[Problem to work on]
Which lines below hold the word "true"? Copy all of them.

--- Start Input rows ---

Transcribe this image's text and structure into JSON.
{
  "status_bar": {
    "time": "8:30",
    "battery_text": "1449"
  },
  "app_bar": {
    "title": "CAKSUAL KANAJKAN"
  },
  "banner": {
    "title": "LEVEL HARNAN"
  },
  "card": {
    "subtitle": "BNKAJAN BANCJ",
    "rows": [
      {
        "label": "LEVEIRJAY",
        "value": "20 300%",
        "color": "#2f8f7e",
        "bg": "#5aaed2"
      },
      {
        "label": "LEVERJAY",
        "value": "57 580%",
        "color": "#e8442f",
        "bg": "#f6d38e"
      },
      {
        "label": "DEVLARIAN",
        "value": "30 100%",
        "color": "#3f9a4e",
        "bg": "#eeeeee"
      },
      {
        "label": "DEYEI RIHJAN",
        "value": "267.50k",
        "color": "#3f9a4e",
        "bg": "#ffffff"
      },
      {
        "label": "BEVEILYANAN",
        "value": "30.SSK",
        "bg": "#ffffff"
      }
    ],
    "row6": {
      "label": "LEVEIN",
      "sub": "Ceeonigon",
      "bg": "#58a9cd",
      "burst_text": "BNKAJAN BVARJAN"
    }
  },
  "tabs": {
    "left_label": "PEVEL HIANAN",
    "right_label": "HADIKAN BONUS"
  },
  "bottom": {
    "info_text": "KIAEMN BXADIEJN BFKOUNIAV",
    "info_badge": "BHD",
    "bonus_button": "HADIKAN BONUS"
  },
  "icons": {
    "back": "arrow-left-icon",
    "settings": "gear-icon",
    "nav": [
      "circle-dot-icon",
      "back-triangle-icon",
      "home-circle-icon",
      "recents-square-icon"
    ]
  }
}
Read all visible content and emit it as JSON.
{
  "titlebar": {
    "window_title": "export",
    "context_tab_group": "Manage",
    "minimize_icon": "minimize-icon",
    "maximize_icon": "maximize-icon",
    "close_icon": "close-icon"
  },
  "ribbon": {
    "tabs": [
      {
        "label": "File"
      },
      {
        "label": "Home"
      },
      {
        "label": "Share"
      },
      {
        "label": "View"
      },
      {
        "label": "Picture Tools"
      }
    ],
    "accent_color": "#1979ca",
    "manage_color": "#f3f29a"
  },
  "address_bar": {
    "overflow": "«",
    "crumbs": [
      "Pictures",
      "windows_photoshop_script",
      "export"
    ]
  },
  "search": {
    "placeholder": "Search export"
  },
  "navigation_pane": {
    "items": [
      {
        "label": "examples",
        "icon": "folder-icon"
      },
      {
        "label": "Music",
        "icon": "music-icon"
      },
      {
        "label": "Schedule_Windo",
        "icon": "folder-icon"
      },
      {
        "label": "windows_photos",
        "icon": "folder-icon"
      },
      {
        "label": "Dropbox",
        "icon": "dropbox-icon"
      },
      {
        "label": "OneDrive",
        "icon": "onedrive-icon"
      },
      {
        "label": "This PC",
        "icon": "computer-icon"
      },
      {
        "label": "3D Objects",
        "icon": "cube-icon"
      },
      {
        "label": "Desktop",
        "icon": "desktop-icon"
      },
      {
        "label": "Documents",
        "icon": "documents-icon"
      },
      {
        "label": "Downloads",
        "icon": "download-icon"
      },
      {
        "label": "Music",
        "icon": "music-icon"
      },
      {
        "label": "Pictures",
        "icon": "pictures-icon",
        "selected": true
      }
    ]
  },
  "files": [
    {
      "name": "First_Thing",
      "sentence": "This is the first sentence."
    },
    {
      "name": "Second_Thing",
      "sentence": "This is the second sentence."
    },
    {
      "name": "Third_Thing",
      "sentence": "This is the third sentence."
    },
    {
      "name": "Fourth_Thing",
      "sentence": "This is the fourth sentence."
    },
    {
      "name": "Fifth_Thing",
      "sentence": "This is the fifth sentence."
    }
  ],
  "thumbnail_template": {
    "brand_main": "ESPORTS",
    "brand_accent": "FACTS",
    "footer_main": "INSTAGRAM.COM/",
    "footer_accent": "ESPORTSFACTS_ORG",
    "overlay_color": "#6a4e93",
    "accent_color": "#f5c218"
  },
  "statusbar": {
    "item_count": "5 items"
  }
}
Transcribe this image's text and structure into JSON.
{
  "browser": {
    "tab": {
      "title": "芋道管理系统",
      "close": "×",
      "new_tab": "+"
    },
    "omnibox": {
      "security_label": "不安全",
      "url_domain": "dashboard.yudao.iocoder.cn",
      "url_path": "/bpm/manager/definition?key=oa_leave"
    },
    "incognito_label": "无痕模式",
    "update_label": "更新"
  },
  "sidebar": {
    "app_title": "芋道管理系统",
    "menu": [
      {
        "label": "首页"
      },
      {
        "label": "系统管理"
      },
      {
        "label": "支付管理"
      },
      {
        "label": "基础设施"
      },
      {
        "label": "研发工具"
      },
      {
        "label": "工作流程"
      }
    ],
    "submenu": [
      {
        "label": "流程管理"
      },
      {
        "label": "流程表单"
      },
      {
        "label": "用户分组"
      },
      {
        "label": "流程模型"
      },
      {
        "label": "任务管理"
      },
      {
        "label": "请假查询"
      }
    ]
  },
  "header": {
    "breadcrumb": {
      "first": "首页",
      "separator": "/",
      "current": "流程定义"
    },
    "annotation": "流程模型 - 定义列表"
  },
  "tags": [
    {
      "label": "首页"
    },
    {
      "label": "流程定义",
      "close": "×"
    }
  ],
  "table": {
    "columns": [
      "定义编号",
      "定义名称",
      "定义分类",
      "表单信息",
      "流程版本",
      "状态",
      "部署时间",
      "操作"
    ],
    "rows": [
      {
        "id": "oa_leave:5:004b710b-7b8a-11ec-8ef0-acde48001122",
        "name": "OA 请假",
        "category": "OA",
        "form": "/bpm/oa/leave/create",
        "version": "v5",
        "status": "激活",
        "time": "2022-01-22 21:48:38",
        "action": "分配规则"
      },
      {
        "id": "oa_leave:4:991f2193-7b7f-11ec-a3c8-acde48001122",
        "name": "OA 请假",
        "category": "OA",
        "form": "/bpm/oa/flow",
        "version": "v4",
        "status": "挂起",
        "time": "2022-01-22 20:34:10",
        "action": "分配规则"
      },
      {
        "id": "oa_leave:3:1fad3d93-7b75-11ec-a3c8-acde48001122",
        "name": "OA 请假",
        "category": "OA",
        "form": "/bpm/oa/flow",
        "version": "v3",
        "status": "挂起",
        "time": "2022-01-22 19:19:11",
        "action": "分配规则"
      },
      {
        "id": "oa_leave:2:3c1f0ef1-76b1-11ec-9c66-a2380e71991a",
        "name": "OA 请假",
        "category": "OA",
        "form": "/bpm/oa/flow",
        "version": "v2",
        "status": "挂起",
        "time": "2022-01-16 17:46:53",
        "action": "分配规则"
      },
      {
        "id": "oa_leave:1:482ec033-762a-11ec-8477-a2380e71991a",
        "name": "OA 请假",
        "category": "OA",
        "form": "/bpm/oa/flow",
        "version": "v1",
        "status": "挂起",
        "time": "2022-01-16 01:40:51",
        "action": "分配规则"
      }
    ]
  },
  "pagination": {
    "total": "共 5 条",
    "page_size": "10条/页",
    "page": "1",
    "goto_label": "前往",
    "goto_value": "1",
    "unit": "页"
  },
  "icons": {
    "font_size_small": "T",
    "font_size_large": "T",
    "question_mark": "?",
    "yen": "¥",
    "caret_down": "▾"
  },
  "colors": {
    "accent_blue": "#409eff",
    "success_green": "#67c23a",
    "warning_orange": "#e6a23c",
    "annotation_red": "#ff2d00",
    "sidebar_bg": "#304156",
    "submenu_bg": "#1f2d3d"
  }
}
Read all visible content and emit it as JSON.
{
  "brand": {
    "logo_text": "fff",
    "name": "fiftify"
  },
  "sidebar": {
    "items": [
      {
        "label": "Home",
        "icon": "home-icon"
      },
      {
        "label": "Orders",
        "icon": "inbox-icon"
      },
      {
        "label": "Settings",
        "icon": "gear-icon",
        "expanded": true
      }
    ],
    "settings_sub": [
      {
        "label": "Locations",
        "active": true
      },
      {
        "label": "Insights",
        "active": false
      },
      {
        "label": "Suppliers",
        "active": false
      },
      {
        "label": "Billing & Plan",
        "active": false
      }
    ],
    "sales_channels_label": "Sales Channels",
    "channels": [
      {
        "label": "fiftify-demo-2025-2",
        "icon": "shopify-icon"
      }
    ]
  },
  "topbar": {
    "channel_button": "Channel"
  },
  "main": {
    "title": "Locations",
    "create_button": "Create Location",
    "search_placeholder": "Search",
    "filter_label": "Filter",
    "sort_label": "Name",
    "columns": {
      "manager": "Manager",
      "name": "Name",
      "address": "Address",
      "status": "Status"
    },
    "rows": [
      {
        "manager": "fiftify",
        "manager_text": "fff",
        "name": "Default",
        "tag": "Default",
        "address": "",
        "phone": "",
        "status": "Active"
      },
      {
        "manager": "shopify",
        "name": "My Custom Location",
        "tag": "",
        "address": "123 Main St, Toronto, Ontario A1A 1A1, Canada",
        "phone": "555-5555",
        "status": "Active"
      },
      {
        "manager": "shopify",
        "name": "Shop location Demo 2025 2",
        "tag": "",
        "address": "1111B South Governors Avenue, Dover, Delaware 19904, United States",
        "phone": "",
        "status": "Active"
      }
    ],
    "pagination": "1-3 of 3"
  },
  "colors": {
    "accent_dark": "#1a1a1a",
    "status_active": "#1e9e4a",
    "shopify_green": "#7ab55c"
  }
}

--- End Input rows ---

[Correct response]
        "selected": true
        "expanded": true
        "active": true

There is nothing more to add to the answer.